■ EXERCISE INSTRUCTIONS
Give the number of lines in this listing that contain the word "områden", and nothing else.

━━━ PROVIDED MATERIAL ━━━

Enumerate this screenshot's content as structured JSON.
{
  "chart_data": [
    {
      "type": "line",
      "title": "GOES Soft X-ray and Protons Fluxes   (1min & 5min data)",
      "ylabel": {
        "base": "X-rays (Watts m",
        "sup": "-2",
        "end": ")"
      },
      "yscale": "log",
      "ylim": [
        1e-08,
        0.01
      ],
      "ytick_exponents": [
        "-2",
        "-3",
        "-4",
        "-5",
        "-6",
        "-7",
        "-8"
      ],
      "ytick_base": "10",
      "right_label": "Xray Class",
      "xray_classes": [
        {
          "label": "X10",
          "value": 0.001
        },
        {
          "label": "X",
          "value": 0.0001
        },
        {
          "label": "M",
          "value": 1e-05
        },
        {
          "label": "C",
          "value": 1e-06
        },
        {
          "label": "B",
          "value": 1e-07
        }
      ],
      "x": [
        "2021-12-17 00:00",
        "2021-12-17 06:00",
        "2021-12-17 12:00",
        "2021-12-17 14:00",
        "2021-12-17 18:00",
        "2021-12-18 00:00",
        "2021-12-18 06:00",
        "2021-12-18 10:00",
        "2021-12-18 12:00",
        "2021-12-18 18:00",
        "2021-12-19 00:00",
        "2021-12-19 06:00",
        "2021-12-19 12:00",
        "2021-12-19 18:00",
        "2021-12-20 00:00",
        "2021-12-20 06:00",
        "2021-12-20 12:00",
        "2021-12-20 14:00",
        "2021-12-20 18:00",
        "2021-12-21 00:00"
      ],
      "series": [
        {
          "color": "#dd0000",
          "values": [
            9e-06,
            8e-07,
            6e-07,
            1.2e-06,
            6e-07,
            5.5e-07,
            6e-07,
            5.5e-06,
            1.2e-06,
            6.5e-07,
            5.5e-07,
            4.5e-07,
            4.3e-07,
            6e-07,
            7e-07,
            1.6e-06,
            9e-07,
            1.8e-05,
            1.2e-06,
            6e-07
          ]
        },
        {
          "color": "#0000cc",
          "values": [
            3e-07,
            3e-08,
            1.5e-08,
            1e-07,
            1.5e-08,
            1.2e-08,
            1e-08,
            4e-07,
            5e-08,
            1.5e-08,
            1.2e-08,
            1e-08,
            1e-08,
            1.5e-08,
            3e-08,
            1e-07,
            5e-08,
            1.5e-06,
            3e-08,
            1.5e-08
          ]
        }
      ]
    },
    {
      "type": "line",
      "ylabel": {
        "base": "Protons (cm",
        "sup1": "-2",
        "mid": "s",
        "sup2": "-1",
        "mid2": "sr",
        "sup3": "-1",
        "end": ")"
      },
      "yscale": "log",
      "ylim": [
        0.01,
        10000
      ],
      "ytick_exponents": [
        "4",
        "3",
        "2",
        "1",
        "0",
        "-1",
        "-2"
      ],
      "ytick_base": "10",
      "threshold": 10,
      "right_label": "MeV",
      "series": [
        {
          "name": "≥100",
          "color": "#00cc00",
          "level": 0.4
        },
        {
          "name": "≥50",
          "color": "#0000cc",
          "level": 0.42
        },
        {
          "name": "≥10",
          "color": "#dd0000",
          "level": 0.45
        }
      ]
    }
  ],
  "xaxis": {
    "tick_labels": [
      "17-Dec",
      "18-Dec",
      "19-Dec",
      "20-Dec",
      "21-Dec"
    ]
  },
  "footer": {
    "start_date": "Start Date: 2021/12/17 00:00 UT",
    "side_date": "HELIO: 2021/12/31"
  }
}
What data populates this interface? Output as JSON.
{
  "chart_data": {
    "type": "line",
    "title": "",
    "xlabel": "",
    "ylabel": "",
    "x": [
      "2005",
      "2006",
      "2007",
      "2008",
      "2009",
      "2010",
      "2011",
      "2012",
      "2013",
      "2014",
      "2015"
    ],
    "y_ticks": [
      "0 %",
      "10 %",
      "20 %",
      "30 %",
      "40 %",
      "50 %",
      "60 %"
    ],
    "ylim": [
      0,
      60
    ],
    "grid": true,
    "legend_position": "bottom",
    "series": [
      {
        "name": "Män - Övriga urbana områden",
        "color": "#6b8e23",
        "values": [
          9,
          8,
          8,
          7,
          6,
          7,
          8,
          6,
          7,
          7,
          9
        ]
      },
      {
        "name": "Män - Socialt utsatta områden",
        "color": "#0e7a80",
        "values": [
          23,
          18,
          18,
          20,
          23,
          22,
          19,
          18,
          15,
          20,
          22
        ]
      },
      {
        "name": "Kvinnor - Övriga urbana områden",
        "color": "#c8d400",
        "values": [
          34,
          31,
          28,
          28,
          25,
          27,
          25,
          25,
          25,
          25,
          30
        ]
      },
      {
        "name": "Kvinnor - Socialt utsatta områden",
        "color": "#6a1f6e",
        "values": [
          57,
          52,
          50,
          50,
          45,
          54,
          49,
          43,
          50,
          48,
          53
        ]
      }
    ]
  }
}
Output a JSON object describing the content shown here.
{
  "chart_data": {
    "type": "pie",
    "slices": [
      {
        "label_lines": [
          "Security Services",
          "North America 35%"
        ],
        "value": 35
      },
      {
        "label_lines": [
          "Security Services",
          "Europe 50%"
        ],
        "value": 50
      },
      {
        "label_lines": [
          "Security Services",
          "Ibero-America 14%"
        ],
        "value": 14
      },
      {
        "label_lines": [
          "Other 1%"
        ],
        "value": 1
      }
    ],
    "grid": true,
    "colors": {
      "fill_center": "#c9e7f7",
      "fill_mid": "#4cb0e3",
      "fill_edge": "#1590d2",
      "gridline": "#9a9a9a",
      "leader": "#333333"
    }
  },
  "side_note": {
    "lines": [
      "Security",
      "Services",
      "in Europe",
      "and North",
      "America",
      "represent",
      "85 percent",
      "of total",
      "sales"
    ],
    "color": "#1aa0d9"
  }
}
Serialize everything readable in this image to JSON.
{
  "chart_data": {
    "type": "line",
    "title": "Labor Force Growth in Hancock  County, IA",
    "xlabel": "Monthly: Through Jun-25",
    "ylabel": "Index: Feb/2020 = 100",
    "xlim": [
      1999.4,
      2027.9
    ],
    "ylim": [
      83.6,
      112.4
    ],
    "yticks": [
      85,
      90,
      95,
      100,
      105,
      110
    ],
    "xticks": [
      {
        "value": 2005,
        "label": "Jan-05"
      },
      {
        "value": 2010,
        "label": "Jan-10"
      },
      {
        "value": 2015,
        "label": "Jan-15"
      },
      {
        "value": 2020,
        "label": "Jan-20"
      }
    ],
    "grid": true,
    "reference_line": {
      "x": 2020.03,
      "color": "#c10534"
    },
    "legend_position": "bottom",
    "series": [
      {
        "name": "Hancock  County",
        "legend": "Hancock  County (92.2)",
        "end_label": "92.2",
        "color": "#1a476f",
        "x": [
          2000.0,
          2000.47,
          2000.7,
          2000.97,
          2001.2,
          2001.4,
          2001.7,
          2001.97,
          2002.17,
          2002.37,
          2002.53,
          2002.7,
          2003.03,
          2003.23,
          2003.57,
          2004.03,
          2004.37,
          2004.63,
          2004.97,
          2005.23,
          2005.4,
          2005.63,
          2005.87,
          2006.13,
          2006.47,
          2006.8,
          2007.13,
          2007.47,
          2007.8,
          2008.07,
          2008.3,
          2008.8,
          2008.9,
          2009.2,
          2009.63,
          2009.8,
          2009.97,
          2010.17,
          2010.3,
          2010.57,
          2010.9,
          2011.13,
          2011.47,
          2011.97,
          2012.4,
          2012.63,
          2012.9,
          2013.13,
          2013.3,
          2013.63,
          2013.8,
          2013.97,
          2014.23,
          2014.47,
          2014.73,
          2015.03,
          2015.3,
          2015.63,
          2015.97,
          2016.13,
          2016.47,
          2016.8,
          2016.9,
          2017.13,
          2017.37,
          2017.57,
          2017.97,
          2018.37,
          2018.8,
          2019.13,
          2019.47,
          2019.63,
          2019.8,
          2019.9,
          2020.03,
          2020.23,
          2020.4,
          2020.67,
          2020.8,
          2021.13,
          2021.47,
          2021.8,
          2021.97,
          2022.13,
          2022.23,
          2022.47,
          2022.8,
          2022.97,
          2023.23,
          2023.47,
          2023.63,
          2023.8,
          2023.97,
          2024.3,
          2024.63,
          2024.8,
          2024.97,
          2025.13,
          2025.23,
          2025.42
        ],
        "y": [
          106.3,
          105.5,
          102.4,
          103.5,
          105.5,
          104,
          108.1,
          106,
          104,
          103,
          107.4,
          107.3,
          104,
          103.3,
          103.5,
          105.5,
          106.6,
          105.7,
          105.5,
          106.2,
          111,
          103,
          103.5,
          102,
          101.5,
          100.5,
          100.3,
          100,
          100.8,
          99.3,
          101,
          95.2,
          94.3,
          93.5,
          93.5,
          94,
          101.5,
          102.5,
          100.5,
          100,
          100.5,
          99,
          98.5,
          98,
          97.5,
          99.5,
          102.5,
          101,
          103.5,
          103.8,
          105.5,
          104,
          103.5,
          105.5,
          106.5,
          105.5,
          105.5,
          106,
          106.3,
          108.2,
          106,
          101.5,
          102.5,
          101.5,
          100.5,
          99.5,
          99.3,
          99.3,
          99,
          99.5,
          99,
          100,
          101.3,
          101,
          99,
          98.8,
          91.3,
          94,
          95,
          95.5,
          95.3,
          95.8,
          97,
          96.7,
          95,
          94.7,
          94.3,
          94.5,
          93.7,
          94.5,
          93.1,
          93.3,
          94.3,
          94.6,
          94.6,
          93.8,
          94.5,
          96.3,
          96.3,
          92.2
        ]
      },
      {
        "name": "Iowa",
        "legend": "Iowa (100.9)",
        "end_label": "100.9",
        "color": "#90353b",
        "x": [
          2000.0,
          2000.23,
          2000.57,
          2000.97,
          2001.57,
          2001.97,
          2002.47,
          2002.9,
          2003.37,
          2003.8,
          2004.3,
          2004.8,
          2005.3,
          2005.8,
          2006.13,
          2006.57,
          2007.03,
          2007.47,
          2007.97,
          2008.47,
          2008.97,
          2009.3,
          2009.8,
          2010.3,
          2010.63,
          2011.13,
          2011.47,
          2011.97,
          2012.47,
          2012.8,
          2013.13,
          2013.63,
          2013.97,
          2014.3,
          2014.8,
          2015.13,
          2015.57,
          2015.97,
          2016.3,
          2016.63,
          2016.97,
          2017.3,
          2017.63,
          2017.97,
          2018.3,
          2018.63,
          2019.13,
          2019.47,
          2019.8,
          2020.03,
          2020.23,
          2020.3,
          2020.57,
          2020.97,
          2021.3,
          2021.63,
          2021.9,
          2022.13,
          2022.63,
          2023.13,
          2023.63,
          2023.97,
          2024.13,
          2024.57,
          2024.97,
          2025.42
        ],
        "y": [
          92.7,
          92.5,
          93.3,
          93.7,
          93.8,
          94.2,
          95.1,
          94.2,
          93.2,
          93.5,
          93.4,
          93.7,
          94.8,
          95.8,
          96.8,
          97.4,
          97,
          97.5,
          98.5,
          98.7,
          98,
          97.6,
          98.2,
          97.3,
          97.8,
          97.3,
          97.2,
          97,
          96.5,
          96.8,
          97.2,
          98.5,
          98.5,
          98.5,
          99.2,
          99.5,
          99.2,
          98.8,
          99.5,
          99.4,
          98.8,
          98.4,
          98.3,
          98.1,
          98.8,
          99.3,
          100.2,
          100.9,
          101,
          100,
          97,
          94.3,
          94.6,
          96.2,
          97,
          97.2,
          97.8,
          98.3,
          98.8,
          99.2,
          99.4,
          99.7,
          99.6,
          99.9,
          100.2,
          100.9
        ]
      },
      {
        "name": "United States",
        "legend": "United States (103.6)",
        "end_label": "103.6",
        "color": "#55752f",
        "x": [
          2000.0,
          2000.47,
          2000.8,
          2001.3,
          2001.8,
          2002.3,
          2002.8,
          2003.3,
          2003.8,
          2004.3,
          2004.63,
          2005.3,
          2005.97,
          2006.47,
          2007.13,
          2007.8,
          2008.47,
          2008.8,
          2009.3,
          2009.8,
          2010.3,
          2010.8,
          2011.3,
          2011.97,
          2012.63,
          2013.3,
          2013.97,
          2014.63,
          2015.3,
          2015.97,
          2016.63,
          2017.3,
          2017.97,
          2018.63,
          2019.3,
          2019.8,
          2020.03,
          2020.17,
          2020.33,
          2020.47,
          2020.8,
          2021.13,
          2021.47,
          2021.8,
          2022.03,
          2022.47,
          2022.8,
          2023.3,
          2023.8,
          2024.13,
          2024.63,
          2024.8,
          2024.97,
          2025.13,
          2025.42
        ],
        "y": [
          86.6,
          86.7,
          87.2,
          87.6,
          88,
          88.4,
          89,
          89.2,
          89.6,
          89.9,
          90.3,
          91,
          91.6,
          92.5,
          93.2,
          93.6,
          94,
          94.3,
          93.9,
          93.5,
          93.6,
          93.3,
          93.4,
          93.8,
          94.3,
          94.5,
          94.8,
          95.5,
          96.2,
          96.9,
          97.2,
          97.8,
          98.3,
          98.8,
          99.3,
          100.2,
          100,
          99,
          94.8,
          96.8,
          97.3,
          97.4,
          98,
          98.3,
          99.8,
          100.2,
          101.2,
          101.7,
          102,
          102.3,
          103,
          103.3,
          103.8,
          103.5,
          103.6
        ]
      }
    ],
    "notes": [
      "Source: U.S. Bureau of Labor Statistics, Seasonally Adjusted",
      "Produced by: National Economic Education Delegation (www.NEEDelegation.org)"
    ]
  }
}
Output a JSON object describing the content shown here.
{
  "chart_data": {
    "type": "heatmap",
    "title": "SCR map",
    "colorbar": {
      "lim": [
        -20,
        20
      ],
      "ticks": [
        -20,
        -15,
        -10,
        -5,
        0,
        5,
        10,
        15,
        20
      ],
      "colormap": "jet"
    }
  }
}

━━━

■ EXERCISE RESULT
4